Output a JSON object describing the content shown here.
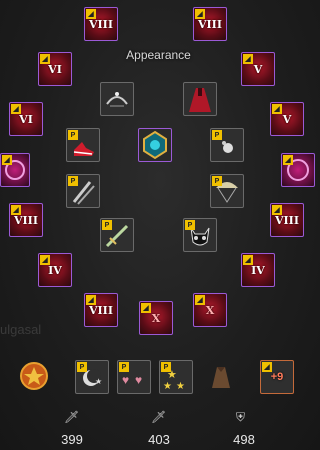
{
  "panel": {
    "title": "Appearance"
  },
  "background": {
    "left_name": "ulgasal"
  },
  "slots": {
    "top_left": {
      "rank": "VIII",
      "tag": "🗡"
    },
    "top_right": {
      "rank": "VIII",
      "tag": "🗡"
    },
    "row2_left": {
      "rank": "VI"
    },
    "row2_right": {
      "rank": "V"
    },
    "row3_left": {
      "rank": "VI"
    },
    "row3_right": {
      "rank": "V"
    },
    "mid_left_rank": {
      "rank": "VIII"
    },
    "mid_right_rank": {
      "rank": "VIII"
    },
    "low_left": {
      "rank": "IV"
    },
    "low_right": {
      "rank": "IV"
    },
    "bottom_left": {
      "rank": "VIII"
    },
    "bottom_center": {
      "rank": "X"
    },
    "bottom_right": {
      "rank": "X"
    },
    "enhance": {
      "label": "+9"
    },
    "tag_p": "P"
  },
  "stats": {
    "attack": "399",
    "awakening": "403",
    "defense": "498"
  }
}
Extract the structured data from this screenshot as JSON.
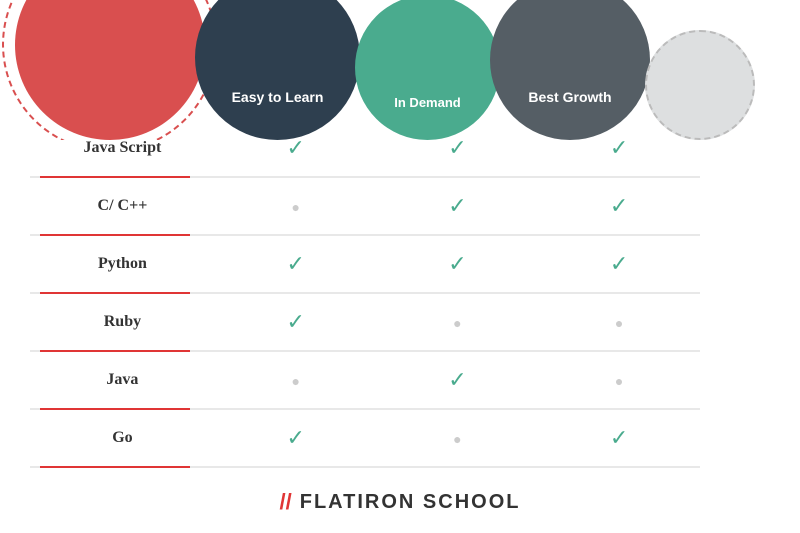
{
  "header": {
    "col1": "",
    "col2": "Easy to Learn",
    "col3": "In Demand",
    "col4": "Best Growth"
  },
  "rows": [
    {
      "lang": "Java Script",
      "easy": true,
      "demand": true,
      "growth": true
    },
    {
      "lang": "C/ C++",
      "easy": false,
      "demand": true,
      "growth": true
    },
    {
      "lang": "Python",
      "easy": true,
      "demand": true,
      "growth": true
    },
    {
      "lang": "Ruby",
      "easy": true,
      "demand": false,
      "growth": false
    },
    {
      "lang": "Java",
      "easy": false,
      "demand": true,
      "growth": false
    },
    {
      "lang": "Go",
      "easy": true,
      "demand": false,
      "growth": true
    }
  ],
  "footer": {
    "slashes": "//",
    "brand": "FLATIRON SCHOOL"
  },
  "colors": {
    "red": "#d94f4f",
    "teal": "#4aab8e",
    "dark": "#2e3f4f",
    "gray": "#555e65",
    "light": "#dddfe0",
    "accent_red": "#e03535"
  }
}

---

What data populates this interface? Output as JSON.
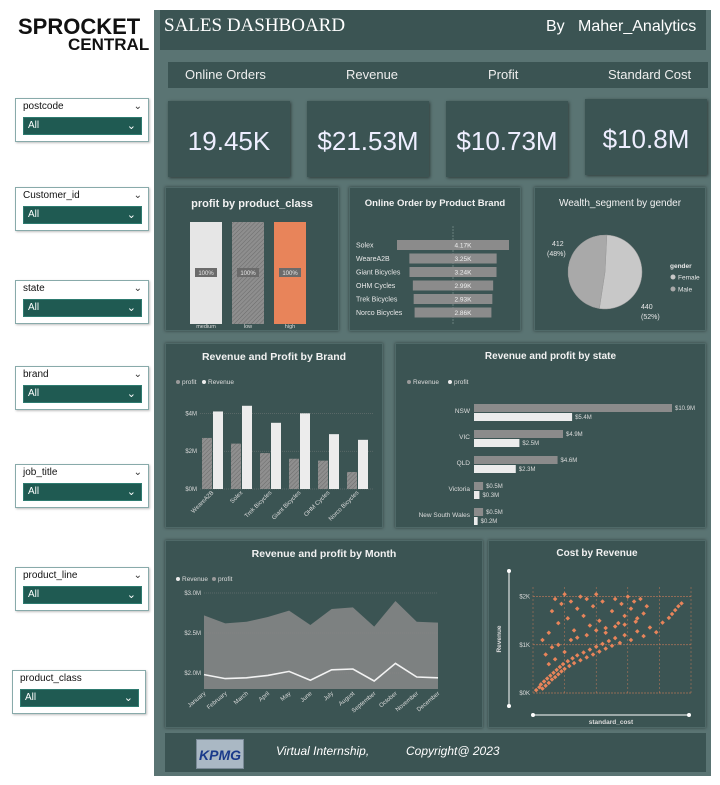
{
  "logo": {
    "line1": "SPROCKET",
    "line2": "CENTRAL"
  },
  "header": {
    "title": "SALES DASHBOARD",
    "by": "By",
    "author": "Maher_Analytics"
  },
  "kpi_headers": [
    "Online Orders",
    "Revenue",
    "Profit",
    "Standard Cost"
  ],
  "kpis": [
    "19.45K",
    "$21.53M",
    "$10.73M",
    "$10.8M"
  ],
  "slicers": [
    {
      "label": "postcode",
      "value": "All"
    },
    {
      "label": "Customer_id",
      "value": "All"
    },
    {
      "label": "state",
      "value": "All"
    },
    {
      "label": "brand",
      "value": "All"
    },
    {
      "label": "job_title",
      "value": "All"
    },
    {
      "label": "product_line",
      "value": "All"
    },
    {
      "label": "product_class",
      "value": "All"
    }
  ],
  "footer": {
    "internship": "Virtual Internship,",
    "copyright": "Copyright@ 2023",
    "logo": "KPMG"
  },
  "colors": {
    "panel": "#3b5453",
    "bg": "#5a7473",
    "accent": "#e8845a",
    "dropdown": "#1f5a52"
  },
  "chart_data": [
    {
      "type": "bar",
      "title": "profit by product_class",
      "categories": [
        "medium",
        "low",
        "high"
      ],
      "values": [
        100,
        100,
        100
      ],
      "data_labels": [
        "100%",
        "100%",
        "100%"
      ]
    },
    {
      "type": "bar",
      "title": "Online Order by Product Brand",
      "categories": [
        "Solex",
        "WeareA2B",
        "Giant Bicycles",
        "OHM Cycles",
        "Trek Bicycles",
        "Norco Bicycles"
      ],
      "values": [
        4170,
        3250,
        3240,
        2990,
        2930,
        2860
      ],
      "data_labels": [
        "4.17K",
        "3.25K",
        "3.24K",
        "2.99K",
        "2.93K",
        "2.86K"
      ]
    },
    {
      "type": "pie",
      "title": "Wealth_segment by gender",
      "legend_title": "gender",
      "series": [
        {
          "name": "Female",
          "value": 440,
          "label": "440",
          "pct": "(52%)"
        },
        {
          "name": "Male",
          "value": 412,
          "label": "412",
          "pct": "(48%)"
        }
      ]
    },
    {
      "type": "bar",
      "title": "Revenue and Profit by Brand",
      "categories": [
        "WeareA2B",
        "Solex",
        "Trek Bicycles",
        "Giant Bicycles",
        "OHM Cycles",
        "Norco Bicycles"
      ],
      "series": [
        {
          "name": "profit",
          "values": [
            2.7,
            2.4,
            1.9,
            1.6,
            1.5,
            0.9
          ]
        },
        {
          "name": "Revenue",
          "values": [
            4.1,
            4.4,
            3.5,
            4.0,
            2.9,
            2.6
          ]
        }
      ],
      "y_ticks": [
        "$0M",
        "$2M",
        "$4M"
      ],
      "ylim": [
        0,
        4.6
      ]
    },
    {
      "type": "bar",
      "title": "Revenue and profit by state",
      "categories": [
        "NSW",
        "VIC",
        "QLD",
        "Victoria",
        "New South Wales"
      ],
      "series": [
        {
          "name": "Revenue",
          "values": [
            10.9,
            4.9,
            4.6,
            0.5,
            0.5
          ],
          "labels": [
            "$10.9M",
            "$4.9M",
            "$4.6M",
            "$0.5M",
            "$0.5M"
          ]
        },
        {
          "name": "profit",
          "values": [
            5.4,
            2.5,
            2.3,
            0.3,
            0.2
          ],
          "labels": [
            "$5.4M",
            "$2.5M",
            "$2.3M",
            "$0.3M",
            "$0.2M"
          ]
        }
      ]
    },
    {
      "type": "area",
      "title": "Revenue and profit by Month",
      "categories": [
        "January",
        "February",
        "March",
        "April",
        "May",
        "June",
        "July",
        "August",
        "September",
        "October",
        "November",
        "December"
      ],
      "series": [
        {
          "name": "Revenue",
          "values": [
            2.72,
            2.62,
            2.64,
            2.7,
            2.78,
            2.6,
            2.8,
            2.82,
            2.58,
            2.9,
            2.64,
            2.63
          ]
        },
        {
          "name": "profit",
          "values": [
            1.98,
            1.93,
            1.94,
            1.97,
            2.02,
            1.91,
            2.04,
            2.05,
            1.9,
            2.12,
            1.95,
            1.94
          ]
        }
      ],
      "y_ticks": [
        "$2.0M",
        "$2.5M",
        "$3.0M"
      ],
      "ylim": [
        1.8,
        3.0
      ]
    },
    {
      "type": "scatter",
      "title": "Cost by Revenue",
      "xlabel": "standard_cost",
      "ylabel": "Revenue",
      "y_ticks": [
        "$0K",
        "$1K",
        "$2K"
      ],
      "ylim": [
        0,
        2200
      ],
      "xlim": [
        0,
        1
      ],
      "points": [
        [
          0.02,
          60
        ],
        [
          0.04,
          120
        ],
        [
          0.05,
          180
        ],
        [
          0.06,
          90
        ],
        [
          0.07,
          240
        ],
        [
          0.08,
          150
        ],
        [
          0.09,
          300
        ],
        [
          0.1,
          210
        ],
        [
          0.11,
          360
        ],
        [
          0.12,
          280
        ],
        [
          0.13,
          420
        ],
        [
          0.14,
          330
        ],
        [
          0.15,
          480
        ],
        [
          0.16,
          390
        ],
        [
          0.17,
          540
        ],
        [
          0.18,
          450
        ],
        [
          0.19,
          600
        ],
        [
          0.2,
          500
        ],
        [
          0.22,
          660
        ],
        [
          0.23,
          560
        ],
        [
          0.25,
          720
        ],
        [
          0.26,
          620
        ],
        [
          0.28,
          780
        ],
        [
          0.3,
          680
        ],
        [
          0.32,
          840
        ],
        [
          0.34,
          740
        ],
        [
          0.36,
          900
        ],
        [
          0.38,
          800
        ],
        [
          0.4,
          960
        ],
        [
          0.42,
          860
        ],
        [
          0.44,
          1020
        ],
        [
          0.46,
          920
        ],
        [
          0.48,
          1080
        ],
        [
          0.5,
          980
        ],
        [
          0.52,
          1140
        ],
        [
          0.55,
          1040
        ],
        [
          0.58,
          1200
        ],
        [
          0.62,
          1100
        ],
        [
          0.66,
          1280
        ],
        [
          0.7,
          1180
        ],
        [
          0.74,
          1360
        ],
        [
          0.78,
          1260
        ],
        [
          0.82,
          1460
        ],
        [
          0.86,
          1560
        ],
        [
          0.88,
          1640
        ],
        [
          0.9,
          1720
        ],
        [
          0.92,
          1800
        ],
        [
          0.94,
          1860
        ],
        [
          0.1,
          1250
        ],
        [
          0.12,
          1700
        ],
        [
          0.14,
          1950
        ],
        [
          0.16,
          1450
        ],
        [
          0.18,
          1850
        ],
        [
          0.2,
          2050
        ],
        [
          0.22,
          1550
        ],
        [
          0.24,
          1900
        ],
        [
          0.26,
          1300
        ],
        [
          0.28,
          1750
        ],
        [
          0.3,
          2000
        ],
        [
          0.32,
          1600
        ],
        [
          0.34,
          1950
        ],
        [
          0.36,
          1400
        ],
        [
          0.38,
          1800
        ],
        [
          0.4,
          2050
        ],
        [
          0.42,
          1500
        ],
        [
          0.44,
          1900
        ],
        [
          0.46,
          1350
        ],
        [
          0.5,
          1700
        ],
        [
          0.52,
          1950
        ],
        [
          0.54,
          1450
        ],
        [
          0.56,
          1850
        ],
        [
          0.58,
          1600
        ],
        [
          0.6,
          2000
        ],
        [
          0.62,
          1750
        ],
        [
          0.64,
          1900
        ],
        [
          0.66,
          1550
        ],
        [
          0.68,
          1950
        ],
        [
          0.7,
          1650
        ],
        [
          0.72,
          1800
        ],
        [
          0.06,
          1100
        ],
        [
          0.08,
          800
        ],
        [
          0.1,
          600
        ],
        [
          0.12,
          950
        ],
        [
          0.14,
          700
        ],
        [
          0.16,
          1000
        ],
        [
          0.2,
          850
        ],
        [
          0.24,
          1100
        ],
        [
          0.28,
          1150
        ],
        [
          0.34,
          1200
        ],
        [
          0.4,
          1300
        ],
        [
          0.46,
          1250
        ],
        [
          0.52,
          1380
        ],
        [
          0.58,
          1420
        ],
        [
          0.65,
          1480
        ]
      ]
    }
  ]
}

...

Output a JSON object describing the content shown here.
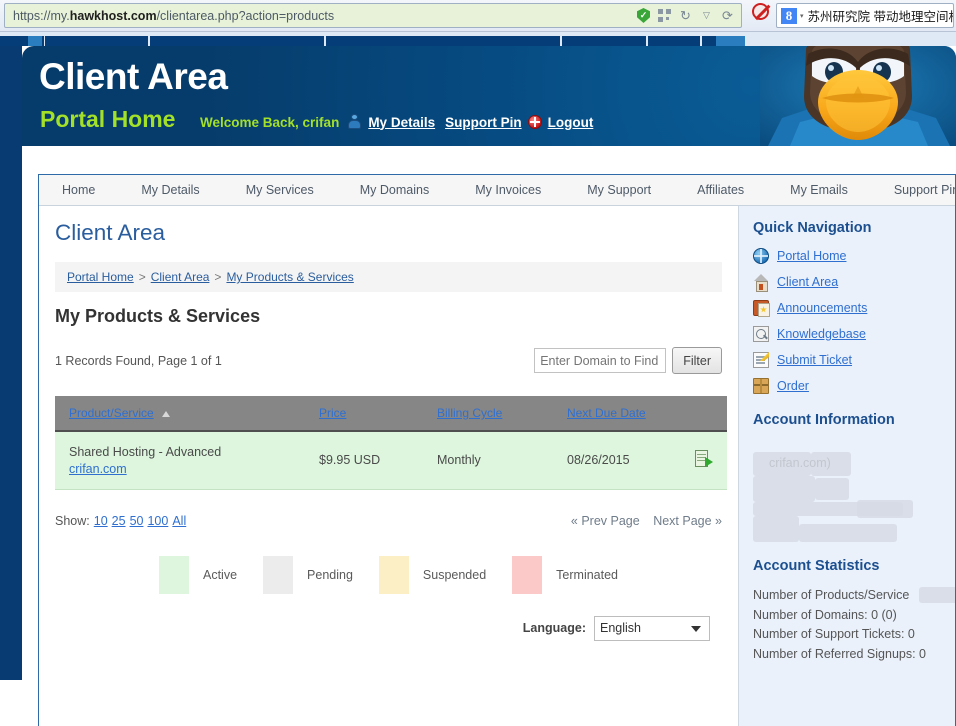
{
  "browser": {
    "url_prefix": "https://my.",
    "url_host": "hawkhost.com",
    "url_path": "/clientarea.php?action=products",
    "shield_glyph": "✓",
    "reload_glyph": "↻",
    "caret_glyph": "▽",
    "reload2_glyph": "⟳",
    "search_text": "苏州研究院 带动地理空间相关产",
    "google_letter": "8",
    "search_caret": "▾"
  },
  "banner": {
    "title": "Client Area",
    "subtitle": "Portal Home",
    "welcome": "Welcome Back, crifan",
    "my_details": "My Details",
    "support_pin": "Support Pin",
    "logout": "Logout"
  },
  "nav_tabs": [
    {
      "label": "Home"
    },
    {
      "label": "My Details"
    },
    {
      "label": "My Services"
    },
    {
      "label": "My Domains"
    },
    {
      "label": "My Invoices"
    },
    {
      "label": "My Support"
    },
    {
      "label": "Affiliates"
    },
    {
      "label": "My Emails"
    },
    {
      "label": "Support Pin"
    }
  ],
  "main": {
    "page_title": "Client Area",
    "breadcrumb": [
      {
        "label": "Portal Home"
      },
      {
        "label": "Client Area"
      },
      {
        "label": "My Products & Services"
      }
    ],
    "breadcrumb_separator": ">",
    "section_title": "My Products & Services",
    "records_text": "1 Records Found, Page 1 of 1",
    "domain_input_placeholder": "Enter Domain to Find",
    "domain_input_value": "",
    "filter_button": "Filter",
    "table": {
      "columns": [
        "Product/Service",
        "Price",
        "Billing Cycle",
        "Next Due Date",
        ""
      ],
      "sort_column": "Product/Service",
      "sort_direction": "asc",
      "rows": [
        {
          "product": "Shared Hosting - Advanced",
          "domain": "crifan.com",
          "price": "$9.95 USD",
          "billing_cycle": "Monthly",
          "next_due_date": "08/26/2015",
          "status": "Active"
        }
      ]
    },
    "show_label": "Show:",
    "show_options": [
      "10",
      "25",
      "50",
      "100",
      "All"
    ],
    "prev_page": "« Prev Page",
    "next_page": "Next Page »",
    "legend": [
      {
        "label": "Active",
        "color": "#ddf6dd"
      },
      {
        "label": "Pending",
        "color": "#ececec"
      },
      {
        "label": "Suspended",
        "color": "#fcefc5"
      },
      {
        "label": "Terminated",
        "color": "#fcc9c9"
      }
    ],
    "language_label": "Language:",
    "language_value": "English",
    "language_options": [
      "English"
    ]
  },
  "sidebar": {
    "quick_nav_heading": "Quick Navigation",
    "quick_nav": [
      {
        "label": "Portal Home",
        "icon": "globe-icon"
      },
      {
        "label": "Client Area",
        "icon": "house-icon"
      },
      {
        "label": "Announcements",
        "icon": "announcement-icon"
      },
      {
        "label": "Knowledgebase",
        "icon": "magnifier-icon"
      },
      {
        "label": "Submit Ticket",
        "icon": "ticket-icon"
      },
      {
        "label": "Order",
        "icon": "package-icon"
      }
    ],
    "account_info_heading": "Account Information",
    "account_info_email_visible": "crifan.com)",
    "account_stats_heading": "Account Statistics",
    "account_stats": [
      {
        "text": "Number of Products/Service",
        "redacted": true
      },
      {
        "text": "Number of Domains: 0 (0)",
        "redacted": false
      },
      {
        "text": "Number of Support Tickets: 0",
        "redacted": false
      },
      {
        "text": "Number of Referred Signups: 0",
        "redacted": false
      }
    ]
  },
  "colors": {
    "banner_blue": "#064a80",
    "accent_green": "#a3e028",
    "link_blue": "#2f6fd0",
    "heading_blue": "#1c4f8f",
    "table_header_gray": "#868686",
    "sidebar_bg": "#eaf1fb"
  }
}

## DIRECTION
Which lines include the word "Home"? List them all.

## FINAL RESULT
    "subtitle": "Portal Home",
      "label": "Home"
        "label": "Portal Home"
        "label": "Portal Home",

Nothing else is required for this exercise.